- **GIVEN PROBLEM**
Count the lines in the entries below that include the word "this". Give nothing but the number.

- **INPUT RECORDS**

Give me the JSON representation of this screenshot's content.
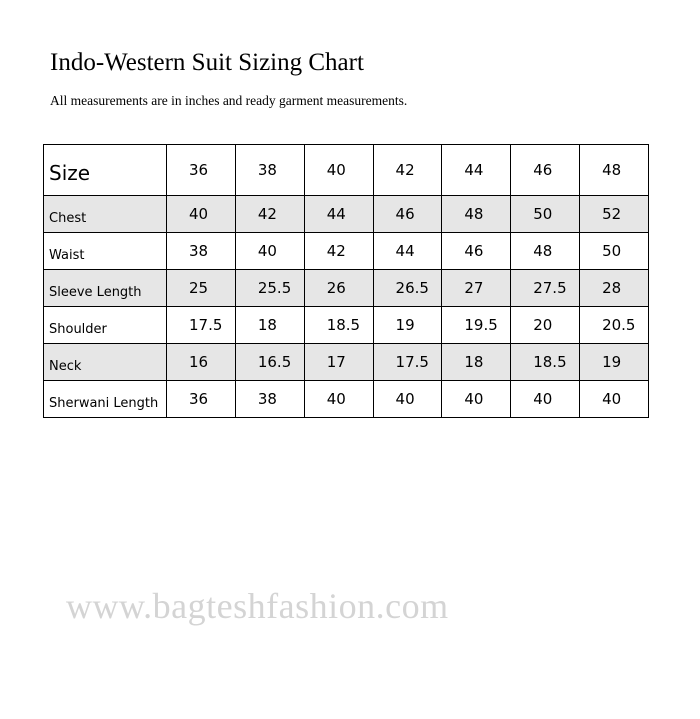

---

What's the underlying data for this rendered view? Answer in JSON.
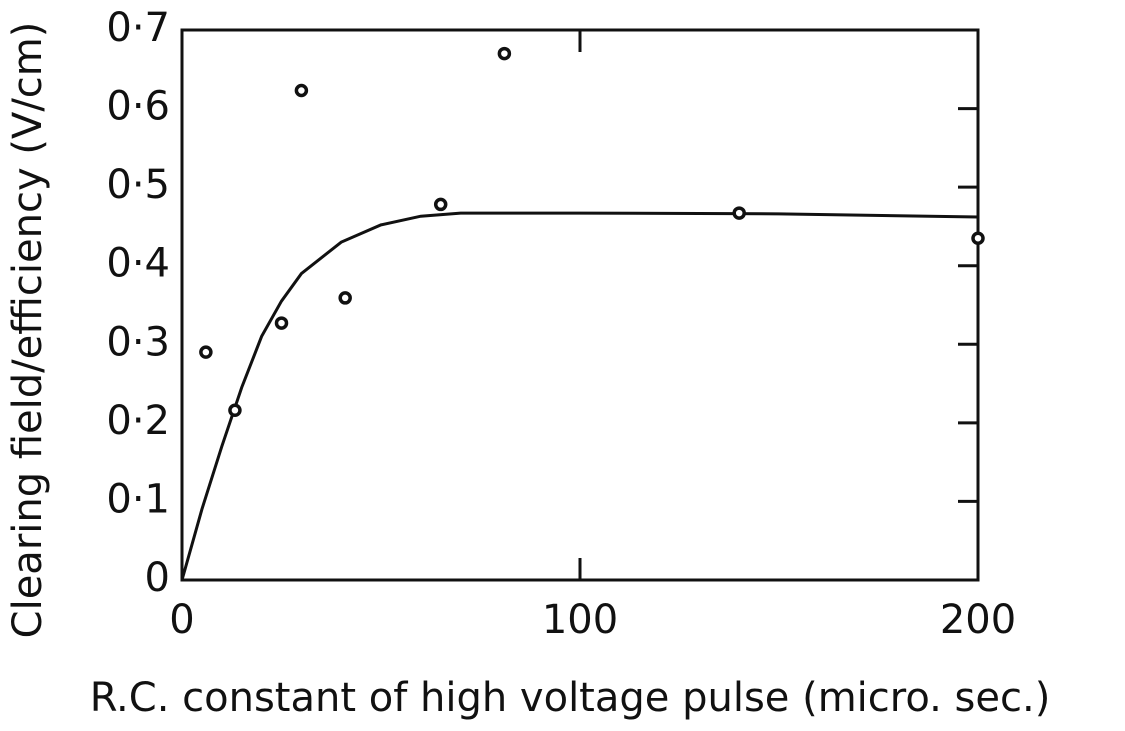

--

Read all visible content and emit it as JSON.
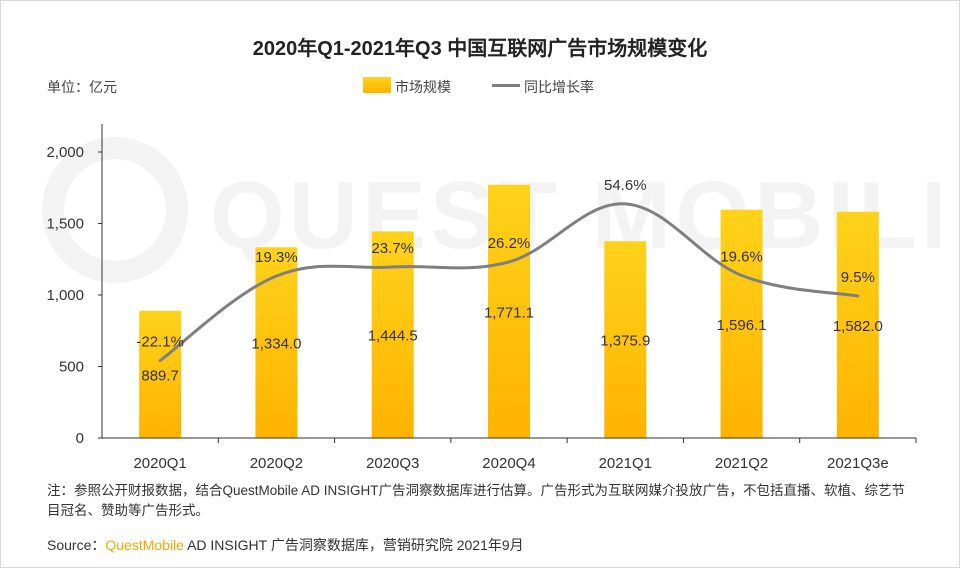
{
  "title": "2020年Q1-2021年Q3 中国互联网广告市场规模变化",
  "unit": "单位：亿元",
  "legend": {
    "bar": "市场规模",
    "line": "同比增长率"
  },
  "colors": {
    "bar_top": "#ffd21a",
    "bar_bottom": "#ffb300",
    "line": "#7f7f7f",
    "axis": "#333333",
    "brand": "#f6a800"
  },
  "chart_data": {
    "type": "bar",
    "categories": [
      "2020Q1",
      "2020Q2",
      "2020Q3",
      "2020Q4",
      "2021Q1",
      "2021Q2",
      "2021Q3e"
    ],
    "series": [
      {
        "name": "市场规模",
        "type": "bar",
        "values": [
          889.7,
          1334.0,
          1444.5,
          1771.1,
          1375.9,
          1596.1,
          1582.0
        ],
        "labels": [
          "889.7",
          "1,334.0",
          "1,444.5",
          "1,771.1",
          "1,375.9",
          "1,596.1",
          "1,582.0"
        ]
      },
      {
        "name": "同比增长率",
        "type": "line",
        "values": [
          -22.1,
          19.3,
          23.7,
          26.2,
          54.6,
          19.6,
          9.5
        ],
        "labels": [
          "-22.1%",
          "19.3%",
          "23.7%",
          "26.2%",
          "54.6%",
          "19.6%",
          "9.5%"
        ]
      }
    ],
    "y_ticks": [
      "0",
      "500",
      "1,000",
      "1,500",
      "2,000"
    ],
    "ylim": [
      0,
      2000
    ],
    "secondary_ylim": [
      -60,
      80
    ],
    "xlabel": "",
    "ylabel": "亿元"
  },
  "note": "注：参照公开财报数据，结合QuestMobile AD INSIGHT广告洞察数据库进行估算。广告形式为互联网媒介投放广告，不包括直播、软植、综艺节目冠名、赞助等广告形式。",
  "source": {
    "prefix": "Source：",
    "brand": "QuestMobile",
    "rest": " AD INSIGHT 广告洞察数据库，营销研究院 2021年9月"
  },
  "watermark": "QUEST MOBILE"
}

- **EXERCISE ANSWER**
2